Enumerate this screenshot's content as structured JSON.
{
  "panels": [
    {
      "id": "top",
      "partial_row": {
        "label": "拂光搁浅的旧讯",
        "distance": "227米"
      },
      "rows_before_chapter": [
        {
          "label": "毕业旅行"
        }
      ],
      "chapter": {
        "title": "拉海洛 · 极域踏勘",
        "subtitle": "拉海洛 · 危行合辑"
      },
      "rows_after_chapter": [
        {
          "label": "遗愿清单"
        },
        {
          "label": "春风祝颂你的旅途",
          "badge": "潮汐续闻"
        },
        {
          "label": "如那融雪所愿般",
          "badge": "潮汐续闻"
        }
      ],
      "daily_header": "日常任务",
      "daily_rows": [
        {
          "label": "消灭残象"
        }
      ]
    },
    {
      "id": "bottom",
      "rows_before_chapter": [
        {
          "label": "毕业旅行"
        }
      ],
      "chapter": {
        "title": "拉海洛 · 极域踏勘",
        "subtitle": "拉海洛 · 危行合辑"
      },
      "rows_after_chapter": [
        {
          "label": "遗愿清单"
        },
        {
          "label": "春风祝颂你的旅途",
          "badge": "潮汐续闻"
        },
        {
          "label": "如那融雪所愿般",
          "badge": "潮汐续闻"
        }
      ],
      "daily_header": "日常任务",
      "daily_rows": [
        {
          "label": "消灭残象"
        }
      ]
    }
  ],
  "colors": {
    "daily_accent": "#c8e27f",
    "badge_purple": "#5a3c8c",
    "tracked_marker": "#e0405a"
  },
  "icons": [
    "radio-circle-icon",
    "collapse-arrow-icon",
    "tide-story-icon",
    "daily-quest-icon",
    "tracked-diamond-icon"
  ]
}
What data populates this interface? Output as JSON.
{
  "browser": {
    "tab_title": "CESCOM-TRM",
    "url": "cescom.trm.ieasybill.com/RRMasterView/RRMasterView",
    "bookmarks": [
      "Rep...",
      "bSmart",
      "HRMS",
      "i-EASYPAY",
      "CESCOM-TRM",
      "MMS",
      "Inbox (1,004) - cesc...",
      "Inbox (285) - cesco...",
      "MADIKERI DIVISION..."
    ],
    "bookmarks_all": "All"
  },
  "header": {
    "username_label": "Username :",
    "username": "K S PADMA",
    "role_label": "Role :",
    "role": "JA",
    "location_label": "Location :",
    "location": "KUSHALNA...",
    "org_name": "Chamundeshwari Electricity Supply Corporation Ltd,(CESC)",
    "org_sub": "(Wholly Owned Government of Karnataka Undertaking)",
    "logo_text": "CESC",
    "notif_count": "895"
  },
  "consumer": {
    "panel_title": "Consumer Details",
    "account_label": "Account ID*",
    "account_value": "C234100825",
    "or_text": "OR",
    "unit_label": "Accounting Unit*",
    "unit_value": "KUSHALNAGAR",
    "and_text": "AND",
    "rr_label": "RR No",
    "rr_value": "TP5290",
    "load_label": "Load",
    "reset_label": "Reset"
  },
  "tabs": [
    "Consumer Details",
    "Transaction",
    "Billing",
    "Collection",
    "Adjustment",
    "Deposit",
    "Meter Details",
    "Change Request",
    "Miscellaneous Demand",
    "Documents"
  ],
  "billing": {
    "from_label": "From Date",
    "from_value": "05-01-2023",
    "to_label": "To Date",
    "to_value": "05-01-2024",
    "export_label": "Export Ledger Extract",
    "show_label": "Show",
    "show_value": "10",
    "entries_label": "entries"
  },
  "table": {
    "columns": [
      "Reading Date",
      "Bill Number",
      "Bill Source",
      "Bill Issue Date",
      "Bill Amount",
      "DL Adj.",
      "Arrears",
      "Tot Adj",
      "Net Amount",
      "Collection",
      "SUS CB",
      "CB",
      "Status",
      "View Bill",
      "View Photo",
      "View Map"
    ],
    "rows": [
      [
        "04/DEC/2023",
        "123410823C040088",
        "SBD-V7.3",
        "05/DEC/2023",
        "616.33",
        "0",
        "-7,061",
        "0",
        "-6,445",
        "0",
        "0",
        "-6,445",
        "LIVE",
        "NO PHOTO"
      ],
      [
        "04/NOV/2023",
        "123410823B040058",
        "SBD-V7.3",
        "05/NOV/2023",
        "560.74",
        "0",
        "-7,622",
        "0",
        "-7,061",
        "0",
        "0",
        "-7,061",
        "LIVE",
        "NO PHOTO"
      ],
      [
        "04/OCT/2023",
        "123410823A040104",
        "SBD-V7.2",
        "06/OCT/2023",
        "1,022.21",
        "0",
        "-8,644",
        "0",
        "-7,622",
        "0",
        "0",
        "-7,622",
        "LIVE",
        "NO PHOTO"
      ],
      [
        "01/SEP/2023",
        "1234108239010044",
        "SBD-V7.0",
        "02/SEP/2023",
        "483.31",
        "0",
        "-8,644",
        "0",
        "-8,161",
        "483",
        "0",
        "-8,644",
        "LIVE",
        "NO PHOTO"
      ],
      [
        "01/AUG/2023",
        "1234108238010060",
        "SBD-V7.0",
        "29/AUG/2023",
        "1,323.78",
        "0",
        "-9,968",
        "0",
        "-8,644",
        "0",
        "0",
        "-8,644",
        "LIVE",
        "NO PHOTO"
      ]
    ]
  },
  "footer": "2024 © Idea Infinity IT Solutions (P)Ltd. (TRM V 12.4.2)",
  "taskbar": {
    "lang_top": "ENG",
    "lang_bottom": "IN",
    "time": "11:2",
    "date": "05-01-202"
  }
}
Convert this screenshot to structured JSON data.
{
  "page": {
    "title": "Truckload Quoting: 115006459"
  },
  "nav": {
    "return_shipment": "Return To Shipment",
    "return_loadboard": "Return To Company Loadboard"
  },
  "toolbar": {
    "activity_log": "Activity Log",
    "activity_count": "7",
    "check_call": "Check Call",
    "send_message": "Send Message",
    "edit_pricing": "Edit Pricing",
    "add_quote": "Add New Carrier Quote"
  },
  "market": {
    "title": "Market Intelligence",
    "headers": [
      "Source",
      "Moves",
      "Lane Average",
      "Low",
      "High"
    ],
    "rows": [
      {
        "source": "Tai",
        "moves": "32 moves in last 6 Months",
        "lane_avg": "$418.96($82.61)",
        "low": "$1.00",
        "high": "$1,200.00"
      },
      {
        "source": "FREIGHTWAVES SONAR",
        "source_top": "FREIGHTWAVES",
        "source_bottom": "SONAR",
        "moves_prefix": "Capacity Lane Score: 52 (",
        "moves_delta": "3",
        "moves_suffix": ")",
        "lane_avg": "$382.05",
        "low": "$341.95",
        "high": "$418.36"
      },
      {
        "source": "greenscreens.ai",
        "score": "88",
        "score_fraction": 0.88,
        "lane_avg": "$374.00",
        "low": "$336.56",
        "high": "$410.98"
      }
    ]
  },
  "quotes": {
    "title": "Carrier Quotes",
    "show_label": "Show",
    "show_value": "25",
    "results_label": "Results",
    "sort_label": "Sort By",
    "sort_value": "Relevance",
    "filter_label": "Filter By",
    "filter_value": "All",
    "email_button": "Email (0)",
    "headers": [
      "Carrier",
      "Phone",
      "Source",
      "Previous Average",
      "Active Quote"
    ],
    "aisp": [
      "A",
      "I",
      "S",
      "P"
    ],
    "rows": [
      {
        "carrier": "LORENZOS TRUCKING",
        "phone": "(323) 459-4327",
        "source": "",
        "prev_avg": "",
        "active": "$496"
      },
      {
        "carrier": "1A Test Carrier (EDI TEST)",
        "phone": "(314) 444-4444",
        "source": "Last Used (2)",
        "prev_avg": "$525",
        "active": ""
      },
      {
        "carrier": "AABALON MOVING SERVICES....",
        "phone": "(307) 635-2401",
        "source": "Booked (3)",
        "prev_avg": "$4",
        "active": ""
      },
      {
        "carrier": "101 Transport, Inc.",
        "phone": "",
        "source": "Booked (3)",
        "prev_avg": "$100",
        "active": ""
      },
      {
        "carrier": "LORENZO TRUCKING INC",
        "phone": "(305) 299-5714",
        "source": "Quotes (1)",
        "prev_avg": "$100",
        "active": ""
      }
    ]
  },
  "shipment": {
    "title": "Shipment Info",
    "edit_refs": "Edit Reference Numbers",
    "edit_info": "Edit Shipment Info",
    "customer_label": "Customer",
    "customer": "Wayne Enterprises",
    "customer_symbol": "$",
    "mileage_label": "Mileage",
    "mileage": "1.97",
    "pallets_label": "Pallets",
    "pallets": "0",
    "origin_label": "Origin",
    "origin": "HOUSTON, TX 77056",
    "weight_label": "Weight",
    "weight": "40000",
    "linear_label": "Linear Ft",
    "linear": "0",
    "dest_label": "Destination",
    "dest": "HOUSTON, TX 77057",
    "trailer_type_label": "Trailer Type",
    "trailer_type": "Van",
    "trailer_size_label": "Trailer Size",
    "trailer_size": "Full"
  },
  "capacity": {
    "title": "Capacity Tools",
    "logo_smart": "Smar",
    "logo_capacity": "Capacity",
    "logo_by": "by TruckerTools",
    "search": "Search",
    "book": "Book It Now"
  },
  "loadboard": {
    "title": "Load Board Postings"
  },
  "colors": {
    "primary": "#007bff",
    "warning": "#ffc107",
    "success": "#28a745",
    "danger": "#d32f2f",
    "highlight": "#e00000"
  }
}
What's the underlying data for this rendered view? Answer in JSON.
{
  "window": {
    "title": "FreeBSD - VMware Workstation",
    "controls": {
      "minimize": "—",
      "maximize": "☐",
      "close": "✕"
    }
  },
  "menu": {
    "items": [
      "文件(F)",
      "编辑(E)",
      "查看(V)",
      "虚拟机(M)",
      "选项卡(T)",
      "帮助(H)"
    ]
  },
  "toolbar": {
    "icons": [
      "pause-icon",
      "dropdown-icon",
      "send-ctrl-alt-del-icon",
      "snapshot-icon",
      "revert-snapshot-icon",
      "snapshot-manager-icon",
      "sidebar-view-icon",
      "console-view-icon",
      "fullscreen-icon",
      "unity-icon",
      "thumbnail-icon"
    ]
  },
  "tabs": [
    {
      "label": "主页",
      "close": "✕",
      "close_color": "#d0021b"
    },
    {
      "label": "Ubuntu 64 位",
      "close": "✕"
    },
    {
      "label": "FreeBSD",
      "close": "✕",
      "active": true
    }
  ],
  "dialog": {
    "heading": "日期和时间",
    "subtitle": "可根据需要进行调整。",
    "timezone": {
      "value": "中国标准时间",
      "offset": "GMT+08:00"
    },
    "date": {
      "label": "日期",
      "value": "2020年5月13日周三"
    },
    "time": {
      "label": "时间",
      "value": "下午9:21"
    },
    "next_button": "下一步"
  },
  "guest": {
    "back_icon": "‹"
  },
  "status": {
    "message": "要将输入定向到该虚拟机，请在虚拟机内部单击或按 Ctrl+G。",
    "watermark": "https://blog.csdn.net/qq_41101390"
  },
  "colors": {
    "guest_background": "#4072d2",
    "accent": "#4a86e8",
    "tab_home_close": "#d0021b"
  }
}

************

Task details
Where a line holds the string "Info", copy that line.

Task answer
    "title": "Shipment Info",
    "edit_info": "Edit Shipment Info",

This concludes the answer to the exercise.